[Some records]
****

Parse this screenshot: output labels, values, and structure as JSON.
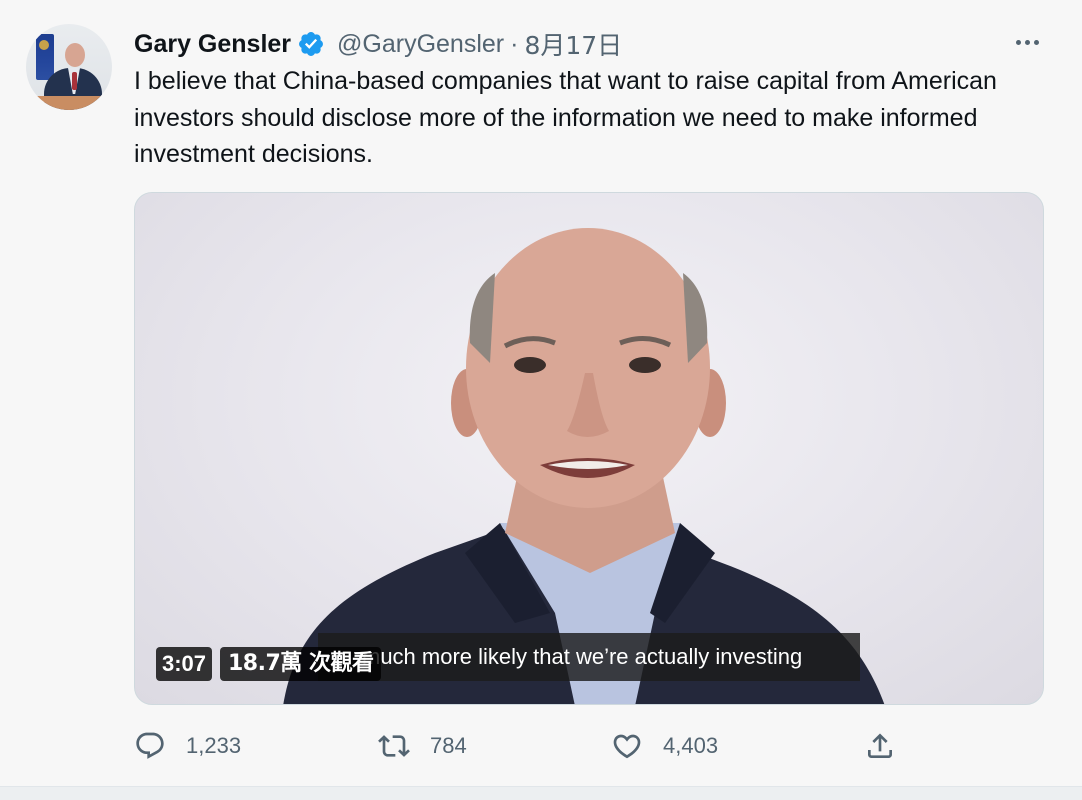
{
  "tweet": {
    "display_name": "Gary Gensler",
    "verified": true,
    "handle": "@GaryGensler",
    "separator": "·",
    "date": "8月17日",
    "text": "I believe that China-based companies that want to raise capital from American investors should disclose more of the information we need to make informed investment decisions."
  },
  "video": {
    "caption": "much more likely that we’re actually investing",
    "duration": "3:07",
    "views": "18.7萬 次觀看"
  },
  "actions": {
    "replies": "1,233",
    "retweets": "784",
    "likes": "4,403"
  },
  "icons": {
    "verified": "verified-badge-icon",
    "more": "more-options-icon",
    "reply": "reply-icon",
    "retweet": "retweet-icon",
    "like": "heart-icon",
    "share": "share-icon"
  },
  "colors": {
    "verified": "#1d9bf0",
    "secondary_text": "#536471",
    "primary_text": "#0f1419"
  }
}
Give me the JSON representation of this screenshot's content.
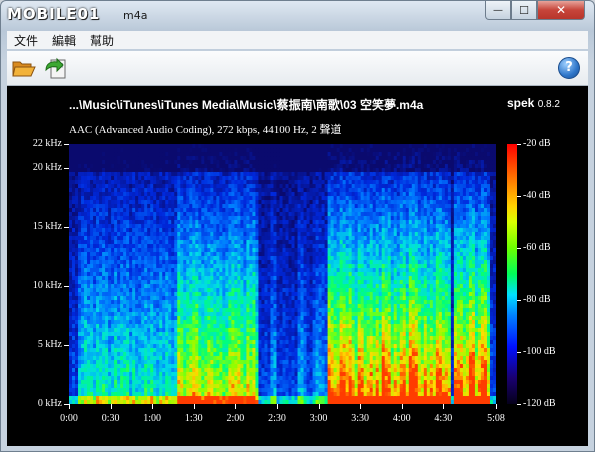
{
  "window": {
    "title_logo": "MOBILE01",
    "title": "m4a",
    "min_glyph": "—",
    "max_glyph": "☐",
    "close_glyph": "✕"
  },
  "menu": [
    "文件",
    "編輯",
    "幫助"
  ],
  "toolbar": {
    "open_icon": "folder-open-icon",
    "save_icon": "save-export-icon",
    "help_icon": "help-icon",
    "help_glyph": "?"
  },
  "spek": {
    "file_path": "...\\Music\\iTunes\\iTunes Media\\Music\\蔡振南\\南歌\\03 空笑夢.m4a",
    "app_name": "spek",
    "version": "0.8.2",
    "file_info": "AAC (Advanced Audio Coding), 272 kbps, 44100 Hz, 2 聲道"
  },
  "chart_data": {
    "type": "heatmap",
    "x_ticks": [
      "0:00",
      "0:30",
      "1:00",
      "1:30",
      "2:00",
      "2:30",
      "3:00",
      "3:30",
      "4:00",
      "4:30",
      "5:08"
    ],
    "x_values_sec": [
      0,
      30,
      60,
      90,
      120,
      150,
      180,
      210,
      240,
      270,
      308
    ],
    "x_range_sec": [
      0,
      308
    ],
    "y_ticks": [
      "0 kHz",
      "5 kHz",
      "10 kHz",
      "15 kHz",
      "20 kHz",
      "22 kHz"
    ],
    "y_values_khz": [
      0,
      5,
      10,
      15,
      20,
      22
    ],
    "y_range_khz": [
      0,
      22
    ],
    "colorbar_ticks": [
      "-20 dB",
      "-40 dB",
      "-60 dB",
      "-80 dB",
      "-100 dB",
      "-120 dB"
    ],
    "colorbar_values_db": [
      -20,
      -40,
      -60,
      -80,
      -100,
      -120
    ],
    "colorbar_range_db": [
      -120,
      -20
    ]
  }
}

****

**Written request**
Take every line that includes the string "JSON" and copy it.

**Complete answer**
Parse this screenshot: output labels, values, and structure as JSON.
Give me the JSON representation of this screenshot's content.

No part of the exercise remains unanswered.